:: Dataset entries ::

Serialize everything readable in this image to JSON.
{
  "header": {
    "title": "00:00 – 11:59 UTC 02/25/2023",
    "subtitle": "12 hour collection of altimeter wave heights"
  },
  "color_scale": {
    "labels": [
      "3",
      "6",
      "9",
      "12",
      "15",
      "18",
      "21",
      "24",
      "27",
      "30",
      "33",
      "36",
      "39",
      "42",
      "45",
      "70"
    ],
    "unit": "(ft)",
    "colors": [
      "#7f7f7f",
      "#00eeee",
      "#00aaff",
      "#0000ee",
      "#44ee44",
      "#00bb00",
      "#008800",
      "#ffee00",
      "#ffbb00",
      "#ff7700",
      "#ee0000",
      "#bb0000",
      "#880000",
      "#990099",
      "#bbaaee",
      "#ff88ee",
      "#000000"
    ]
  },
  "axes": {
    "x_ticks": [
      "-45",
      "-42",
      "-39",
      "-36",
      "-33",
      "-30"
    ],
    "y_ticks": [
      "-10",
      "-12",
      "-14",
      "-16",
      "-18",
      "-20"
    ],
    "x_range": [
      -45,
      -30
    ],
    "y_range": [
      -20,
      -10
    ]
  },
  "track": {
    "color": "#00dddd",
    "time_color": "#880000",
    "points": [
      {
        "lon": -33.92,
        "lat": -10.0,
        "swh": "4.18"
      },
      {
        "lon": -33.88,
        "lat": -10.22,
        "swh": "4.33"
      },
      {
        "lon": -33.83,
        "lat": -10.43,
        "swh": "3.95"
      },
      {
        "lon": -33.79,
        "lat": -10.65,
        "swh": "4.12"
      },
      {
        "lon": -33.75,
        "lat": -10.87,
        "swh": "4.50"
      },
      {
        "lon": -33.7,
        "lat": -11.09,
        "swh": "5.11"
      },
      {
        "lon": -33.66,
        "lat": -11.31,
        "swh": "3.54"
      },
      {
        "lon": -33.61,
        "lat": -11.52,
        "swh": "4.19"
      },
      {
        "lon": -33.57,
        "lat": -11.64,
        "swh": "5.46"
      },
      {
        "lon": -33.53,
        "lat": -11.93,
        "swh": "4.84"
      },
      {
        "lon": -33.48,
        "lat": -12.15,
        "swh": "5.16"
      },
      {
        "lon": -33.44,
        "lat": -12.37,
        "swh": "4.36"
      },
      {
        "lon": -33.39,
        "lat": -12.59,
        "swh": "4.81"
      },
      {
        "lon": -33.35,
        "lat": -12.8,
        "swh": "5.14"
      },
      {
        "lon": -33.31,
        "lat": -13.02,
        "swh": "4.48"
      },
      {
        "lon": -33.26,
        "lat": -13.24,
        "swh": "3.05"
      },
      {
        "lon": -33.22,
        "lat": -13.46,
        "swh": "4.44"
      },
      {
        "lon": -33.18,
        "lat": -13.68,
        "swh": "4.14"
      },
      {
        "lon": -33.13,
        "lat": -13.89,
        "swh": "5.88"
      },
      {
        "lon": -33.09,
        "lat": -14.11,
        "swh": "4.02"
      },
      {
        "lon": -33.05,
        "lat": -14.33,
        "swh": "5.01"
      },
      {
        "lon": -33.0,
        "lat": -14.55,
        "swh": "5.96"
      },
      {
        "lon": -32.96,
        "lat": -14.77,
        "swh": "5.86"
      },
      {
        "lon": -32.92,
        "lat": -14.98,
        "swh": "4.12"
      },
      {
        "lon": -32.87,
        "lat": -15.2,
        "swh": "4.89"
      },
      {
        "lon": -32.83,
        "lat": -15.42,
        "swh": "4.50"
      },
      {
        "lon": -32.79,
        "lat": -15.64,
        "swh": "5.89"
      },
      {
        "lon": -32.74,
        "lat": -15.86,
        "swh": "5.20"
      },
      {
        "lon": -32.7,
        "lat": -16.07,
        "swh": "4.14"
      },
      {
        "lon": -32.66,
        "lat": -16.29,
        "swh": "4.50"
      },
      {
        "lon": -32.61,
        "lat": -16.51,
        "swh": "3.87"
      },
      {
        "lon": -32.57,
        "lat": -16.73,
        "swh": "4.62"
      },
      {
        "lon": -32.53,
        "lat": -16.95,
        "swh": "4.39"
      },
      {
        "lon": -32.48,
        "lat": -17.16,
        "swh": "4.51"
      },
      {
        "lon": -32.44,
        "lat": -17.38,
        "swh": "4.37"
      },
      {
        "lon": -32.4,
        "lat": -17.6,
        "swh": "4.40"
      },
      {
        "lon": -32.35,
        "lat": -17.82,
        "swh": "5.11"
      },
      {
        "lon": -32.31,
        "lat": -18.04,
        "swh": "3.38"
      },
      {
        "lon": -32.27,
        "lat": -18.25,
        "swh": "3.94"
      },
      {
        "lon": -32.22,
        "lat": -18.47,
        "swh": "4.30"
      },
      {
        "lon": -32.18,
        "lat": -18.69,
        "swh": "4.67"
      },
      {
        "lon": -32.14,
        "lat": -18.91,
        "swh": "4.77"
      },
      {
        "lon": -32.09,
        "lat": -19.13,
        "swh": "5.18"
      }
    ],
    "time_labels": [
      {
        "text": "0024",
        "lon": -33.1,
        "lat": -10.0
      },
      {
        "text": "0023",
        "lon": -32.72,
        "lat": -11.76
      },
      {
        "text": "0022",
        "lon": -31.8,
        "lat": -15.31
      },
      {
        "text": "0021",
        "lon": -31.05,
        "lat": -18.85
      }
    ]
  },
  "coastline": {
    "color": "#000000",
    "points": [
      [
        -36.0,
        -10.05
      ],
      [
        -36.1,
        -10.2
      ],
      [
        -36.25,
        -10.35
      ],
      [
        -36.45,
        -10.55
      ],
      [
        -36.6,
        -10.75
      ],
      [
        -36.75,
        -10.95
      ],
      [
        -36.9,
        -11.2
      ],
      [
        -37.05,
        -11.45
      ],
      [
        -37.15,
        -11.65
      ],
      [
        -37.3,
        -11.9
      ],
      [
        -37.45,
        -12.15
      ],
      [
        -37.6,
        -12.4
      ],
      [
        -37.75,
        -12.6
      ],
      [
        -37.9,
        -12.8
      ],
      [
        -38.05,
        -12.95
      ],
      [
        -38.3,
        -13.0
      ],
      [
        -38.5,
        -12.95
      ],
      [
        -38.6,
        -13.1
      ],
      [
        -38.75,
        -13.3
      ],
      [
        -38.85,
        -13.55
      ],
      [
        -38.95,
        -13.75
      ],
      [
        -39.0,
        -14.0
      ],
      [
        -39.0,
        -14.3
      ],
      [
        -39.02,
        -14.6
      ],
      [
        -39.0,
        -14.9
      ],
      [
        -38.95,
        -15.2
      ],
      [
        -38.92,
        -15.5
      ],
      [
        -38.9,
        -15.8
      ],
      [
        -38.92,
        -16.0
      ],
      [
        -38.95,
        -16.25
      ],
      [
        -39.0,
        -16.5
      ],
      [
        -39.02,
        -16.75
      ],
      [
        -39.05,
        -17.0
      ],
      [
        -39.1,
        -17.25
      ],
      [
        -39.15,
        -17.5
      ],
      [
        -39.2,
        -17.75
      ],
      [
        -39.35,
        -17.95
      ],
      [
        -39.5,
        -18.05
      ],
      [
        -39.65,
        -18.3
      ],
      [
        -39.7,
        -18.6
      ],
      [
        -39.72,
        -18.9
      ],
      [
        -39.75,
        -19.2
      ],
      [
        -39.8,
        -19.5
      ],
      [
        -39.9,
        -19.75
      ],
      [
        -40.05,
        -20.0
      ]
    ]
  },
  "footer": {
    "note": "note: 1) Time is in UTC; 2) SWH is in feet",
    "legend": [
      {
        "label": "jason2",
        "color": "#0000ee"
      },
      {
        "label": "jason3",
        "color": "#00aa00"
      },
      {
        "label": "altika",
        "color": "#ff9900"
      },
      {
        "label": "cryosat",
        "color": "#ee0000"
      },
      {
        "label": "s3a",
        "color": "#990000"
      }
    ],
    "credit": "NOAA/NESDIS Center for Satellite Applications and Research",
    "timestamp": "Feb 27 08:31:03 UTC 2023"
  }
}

:::
:: Dataset entries ::

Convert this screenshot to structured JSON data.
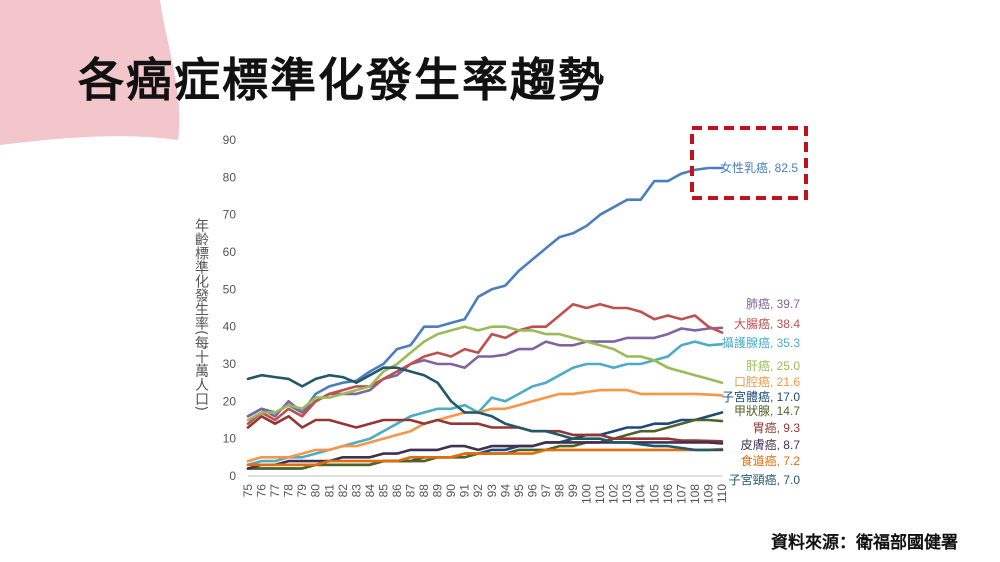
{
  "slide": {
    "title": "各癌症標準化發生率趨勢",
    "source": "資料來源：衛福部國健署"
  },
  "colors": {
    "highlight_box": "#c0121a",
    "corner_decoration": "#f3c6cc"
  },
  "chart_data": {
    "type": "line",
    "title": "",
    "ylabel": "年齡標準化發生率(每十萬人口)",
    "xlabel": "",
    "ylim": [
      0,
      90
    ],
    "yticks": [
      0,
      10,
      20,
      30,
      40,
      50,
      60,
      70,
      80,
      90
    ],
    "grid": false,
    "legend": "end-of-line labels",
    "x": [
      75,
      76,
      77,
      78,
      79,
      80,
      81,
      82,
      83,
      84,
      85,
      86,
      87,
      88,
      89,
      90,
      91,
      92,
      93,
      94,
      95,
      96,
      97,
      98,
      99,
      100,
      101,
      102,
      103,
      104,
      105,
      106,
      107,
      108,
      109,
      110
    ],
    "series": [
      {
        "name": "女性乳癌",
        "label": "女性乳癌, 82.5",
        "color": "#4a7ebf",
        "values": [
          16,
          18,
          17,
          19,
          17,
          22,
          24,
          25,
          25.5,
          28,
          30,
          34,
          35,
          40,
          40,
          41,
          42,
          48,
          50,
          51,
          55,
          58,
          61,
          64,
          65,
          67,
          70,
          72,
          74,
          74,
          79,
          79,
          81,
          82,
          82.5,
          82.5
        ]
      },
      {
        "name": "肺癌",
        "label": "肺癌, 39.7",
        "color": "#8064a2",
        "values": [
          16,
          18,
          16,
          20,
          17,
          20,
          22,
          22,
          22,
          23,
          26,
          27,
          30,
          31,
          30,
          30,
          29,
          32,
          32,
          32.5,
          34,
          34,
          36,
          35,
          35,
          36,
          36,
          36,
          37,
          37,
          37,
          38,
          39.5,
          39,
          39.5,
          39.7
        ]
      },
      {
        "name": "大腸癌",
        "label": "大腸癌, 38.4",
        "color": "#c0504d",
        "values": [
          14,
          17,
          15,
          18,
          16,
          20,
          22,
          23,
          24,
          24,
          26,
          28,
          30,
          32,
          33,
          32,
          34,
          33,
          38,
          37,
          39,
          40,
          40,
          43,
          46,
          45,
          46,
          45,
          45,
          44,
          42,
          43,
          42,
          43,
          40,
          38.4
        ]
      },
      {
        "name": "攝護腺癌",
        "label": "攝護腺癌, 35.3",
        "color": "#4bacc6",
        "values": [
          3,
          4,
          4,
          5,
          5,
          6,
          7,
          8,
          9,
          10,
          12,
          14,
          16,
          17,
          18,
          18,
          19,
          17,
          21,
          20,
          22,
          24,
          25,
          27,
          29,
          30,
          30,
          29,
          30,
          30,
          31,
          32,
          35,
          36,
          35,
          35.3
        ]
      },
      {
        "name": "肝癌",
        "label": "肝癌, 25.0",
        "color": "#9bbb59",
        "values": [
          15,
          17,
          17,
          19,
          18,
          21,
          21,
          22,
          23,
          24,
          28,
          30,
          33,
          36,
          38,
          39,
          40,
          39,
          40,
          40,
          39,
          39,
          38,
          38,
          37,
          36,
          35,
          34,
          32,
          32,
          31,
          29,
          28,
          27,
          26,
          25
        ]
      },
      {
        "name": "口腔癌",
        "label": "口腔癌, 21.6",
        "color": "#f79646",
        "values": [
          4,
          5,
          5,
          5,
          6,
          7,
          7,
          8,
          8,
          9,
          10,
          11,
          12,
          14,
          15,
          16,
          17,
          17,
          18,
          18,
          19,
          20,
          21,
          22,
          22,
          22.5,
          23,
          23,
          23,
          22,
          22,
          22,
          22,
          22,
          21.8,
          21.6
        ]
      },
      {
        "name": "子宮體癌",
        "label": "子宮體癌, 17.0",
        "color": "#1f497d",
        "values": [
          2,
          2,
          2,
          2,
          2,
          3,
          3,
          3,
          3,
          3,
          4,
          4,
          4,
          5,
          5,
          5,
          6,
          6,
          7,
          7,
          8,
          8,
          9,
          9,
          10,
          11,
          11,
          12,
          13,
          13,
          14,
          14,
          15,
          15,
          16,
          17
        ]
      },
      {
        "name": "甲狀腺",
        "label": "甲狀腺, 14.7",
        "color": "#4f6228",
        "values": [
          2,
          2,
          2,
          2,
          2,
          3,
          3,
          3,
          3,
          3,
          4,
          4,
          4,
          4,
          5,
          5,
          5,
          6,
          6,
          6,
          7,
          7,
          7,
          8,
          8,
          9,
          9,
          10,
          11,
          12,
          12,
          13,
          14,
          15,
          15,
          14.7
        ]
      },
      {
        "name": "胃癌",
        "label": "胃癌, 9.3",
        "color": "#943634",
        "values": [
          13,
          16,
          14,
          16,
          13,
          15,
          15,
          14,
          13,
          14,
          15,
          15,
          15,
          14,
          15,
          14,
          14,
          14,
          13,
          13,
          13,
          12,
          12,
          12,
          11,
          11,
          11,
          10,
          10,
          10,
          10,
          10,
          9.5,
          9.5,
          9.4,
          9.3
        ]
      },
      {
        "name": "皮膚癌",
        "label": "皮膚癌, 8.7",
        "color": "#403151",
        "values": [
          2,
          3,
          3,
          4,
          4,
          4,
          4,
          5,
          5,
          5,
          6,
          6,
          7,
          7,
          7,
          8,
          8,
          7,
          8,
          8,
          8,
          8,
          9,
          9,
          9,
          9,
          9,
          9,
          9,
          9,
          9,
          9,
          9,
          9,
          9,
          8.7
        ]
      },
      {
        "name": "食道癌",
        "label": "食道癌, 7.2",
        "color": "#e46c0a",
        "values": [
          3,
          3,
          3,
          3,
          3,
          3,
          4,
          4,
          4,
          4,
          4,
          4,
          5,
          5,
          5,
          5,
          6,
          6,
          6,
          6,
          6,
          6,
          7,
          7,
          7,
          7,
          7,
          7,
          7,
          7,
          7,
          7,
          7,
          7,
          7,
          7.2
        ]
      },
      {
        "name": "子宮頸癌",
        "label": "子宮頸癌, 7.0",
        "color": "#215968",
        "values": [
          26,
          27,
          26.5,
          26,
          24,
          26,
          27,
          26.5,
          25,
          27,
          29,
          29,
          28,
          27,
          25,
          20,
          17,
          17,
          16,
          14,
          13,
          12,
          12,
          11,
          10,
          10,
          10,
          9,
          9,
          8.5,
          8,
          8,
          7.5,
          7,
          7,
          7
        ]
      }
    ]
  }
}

:::

- Written exercise
Pull out all lines from the entries above that include the word "JSON".

- Answer below
Serialize everything readable in this image to JSON.
Convert this screenshot to structured JSON data.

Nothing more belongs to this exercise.